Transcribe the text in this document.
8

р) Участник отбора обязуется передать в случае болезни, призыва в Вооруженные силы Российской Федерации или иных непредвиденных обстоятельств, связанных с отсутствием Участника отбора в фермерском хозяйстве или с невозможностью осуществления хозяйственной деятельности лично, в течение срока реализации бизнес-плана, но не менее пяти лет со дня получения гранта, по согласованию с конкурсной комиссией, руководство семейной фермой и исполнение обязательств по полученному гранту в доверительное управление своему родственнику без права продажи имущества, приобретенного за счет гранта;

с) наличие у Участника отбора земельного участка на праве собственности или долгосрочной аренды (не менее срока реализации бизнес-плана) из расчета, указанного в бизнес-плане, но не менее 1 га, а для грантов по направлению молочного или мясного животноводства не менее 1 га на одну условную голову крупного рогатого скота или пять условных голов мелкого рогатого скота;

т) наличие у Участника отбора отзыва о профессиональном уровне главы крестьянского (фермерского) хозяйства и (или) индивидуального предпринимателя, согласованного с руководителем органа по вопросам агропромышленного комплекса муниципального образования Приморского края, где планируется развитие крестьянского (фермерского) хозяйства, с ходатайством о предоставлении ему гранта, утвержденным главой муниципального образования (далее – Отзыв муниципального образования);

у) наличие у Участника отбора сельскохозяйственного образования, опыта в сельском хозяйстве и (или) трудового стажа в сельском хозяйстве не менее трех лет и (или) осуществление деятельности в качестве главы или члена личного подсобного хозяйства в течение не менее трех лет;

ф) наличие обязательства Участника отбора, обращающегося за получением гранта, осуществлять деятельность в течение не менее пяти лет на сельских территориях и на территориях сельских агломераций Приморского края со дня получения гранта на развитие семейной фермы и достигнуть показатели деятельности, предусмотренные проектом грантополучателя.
★ ★ ★ ★
* Task
Return all the data above once more, precisely as given.

* Answer for the task
Transcribe the text in this document.
8

р) Участник отбора обязуется передать в случае болезни, призыва в Вооруженные силы Российской Федерации или иных непредвиденных обстоятельств, связанных с отсутствием Участника отбора в фермерском хозяйстве или с невозможностью осуществления хозяйственной деятельности лично, в течение срока реализации бизнес-плана, но не менее пяти лет со дня получения гранта, по согласованию с конкурсной комиссией, руководство семейной фермой и исполнение обязательств по полученному гранту в доверительное управление своему родственнику без права продажи имущества, приобретенного за счет гранта;

с) наличие у Участника отбора земельного участка на праве собственности или долгосрочной аренды (не менее срока реализации бизнес-плана) из расчета, указанного в бизнес-плане, но не менее 1 га, а для грантов по направлению молочного или мясного животноводства не менее 1 га на одну условную голову крупного рогатого скота или пять условных голов мелкого рогатого скота;

т) наличие у Участника отбора отзыва о профессиональном уровне главы крестьянского (фермерского) хозяйства и (или) индивидуального предпринимателя, согласованного с руководителем органа по вопросам агропромышленного комплекса муниципального образования Приморского края, где планируется развитие крестьянского (фермерского) хозяйства, с ходатайством о предоставлении ему гранта, утвержденным главой муниципального образования (далее – Отзыв муниципального образования);

у) наличие у Участника отбора сельскохозяйственного образования, опыта в сельском хозяйстве и (или) трудового стажа в сельском хозяйстве не менее трех лет и (или) осуществление деятельности в качестве главы или члена личного подсобного хозяйства в течение не менее трех лет;

ф) наличие обязательства Участника отбора, обращающегося за получением гранта, осуществлять деятельность в течение не менее пяти лет на сельских территориях и на территориях сельских агломераций Приморского края со дня получения гранта на развитие семейной фермы и достигнуть показатели деятельности, предусмотренные проектом грантополучателя.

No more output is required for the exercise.